» TASKS TO PERFORM
a: Translate the sentence "It is made with durum flour with water, salt and sourdough." from the page on Pane di Laterza into French.
b: Carry the Pane di Laterza text forward from its last sentence.

» PAGE

● ● ● ● ●

Pane di Laterza is a traditional bread of Laterza, a little municipality in the province of Taranto, in Apulia, in Southeastern Italy. It is made with durum flour with water, salt and sourdough. It is mainly produced in Laterza, but it can be also found in neighbouring municipalities. It has been recognised by the Italian Ministry of the Agriculture, Food and Forestry Policies as Traditional Food Product (Prodotto Agroalimentare Tradizionale PAT) of Apulia.

Origins 
Agriculture has ever been fundamental for the economy of Laterza. The first evidence of the use of cereals for the production of bread date back to 5th-century b.C. Spelt and barley were the most used ones, above all for what was called focaccia. After the Roman period, for several centuries, the production of bread was only for the noble people who could manage a bakery. In the district called nowadays "Fornaci"  ( Furnaces which, in Italian, stands also for bakeries), an ancient oven for bread has been found. It had been active until 18th century and it belonged to a feudatory.

● ● ● ● ●

» DATA SHOWN
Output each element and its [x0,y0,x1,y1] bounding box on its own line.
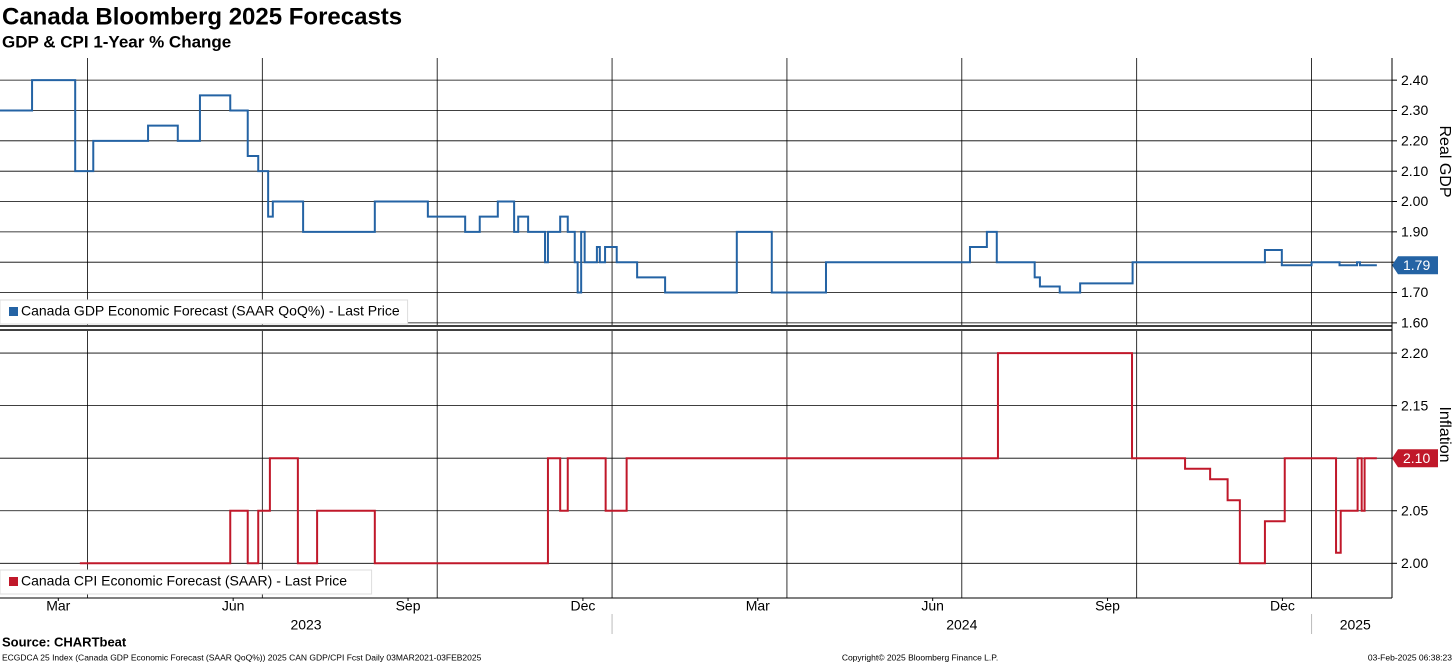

● ● ● ● ●

» ANSWERS FOR THE TASKS
a: Il est fabriqué avec de la farine de blé dur, de l'eau, du sel et du levain.

b:
In the 50s, the bakeries were managed by only four women: a baker and three workers. The workers prepared the firewood and took the dough from the houses of the village. The baker cooked it and then the workers brought the baked bread in the houses again.

Characteristics 
Pane di Laterza is baked in the wood oven with olive wood with some other natural aromatic products like seeds of apricot and almonds. The size of each piece of bread (called panelle or panédd in local dialect) can amount to one, two and four kg. The crust is brown while the soft part inside the bread is ivory.

For 100 grams:

Consortium 
Consorzio per il Pane di Laterza, Laterza (Taranto)

Laterza is also a member of the National Association of the Cities of Bread (Associazione nazionale Città del pane), an Italian organization with the aim of promoting and enhancing the traditional types of bread.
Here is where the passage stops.